Stored data entries
BEGIN

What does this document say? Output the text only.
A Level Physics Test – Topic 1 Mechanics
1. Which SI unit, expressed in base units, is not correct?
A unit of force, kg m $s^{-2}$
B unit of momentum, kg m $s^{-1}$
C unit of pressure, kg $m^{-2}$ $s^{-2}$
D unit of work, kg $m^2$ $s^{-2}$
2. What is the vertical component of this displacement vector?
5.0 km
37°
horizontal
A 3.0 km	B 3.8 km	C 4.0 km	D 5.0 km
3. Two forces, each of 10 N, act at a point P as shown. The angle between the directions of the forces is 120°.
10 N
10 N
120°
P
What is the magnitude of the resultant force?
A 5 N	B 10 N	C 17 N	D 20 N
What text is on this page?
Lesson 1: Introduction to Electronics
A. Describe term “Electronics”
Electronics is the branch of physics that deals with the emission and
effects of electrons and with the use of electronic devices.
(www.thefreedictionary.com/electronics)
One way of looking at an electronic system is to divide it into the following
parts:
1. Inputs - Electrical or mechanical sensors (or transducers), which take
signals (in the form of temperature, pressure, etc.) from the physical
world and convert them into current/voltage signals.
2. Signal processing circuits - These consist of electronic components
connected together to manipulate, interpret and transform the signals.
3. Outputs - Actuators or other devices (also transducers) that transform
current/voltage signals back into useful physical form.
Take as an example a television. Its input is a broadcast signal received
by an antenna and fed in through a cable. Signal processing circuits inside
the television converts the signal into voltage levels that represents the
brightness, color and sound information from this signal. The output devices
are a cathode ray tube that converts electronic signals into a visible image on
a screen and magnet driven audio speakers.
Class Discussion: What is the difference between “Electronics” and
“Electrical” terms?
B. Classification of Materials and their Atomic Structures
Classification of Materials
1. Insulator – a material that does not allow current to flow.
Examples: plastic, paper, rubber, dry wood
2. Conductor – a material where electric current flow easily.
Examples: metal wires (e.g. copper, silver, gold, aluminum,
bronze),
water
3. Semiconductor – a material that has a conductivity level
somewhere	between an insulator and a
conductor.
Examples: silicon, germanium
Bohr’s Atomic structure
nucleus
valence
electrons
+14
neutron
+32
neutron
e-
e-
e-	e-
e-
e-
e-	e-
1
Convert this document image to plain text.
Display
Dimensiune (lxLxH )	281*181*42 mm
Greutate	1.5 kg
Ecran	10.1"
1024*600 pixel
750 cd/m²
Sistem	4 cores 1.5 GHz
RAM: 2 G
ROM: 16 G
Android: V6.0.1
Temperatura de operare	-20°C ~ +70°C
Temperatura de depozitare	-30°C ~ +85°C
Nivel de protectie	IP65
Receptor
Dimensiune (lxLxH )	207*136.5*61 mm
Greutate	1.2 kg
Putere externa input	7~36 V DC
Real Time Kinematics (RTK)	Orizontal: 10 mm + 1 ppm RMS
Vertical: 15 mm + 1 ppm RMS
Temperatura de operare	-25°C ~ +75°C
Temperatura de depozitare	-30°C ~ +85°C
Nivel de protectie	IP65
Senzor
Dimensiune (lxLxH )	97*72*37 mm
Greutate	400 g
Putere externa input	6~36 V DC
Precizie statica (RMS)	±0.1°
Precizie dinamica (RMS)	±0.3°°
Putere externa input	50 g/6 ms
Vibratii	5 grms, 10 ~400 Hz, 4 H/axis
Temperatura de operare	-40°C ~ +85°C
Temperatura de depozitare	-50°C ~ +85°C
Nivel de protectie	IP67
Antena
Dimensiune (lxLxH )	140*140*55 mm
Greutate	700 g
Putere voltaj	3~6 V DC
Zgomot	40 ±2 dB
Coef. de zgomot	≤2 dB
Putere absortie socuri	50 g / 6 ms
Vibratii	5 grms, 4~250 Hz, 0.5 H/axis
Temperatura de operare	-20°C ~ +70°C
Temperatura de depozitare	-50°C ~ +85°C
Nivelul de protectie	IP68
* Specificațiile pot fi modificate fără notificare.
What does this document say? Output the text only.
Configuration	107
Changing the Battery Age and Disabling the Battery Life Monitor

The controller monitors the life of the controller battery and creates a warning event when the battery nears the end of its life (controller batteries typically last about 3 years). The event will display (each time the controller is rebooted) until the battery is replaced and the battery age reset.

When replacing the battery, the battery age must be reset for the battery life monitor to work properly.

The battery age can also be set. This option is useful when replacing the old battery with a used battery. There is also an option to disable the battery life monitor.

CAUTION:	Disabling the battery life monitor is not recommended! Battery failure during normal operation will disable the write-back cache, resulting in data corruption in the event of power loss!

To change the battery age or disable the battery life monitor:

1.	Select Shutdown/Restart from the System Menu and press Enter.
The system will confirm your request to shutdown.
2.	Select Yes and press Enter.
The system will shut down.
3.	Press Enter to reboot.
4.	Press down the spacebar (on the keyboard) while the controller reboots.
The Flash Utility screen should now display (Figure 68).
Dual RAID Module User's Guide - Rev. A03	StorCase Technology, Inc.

END

Reproduce all of the data exactly as given.

Answer to this exercise:
What does this document say? Output the text only.
A Level Physics Test – Topic 1 Mechanics
1. Which SI unit, expressed in base units, is not correct?
A unit of force, kg m $s^{-2}$
B unit of momentum, kg m $s^{-1}$
C unit of pressure, kg $m^{-2}$ $s^{-2}$
D unit of work, kg $m^2$ $s^{-2}$
2. What is the vertical component of this displacement vector?
5.0 km
37°
horizontal
A 3.0 km	B 3.8 km	C 4.0 km	D 5.0 km
3. Two forces, each of 10 N, act at a point P as shown. The angle between the directions of the forces is 120°.
10 N
10 N
120°
P
What is the magnitude of the resultant force?
A 5 N	B 10 N	C 17 N	D 20 N
What text is on this page?
Lesson 1: Introduction to Electronics
A. Describe term “Electronics”
Electronics is the branch of physics that deals with the emission and
effects of electrons and with the use of electronic devices.
(www.thefreedictionary.com/electronics)
One way of looking at an electronic system is to divide it into the following
parts:
1. Inputs - Electrical or mechanical sensors (or transducers), which take
signals (in the form of temperature, pressure, etc.) from the physical
world and convert them into current/voltage signals.
2. Signal processing circuits - These consist of electronic components
connected together to manipulate, interpret and transform the signals.
3. Outputs - Actuators or other devices (also transducers) that transform
current/voltage signals back into useful physical form.
Take as an example a television. Its input is a broadcast signal received
by an antenna and fed in through a cable. Signal processing circuits inside
the television converts the signal into voltage levels that represents the
brightness, color and sound information from this signal. The output devices
are a cathode ray tube that converts electronic signals into a visible image on
a screen and magnet driven audio speakers.
Class Discussion: What is the difference between “Electronics” and
“Electrical” terms?
B. Classification of Materials and their Atomic Structures
Classification of Materials
1. Insulator – a material that does not allow current to flow.
Examples: plastic, paper, rubber, dry wood
2. Conductor – a material where electric current flow easily.
Examples: metal wires (e.g. copper, silver, gold, aluminum,
bronze),
water
3. Semiconductor – a material that has a conductivity level
somewhere	between an insulator and a
conductor.
Examples: silicon, germanium
Bohr’s Atomic structure
nucleus
valence
electrons
+14
neutron
+32
neutron
e-
e-
e-	e-
e-
e-
e-	e-
1
Convert this document image to plain text.
Display
Dimensiune (lxLxH )	281*181*42 mm
Greutate	1.5 kg
Ecran	10.1"
1024*600 pixel
750 cd/m²
Sistem	4 cores 1.5 GHz
RAM: 2 G
ROM: 16 G
Android: V6.0.1
Temperatura de operare	-20°C ~ +70°C
Temperatura de depozitare	-30°C ~ +85°C
Nivel de protectie	IP65
Receptor
Dimensiune (lxLxH )	207*136.5*61 mm
Greutate	1.2 kg
Putere externa input	7~36 V DC
Real Time Kinematics (RTK)	Orizontal: 10 mm + 1 ppm RMS
Vertical: 15 mm + 1 ppm RMS
Temperatura de operare	-25°C ~ +75°C
Temperatura de depozitare	-30°C ~ +85°C
Nivel de protectie	IP65
Senzor
Dimensiune (lxLxH )	97*72*37 mm
Greutate	400 g
Putere externa input	6~36 V DC
Precizie statica (RMS)	±0.1°
Precizie dinamica (RMS)	±0.3°°
Putere externa input	50 g/6 ms
Vibratii	5 grms, 10 ~400 Hz, 4 H/axis
Temperatura de operare	-40°C ~ +85°C
Temperatura de depozitare	-50°C ~ +85°C
Nivel de protectie	IP67
Antena
Dimensiune (lxLxH )	140*140*55 mm
Greutate	700 g
Putere voltaj	3~6 V DC
Zgomot	40 ±2 dB
Coef. de zgomot	≤2 dB
Putere absortie socuri	50 g / 6 ms
Vibratii	5 grms, 4~250 Hz, 0.5 H/axis
Temperatura de operare	-20°C ~ +70°C
Temperatura de depozitare	-50°C ~ +85°C
Nivelul de protectie	IP68
* Specificațiile pot fi modificate fără notificare.
What does this document say? Output the text only.
Configuration	107
Changing the Battery Age and Disabling the Battery Life Monitor

The controller monitors the life of the controller battery and creates a warning event when the battery nears the end of its life (controller batteries typically last about 3 years). The event will display (each time the controller is rebooted) until the battery is replaced and the battery age reset.

When replacing the battery, the battery age must be reset for the battery life monitor to work properly.

The battery age can also be set. This option is useful when replacing the old battery with a used battery. There is also an option to disable the battery life monitor.

CAUTION:	Disabling the battery life monitor is not recommended! Battery failure during normal operation will disable the write-back cache, resulting in data corruption in the event of power loss!

To change the battery age or disable the battery life monitor:

1.	Select Shutdown/Restart from the System Menu and press Enter.
The system will confirm your request to shutdown.
2.	Select Yes and press Enter.
The system will shut down.
3.	Press Enter to reboot.
4.	Press down the spacebar (on the keyboard) while the controller reboots.
The Flash Utility screen should now display (Figure 68).
Dual RAID Module User's Guide - Rev. A03	StorCase Technology, Inc.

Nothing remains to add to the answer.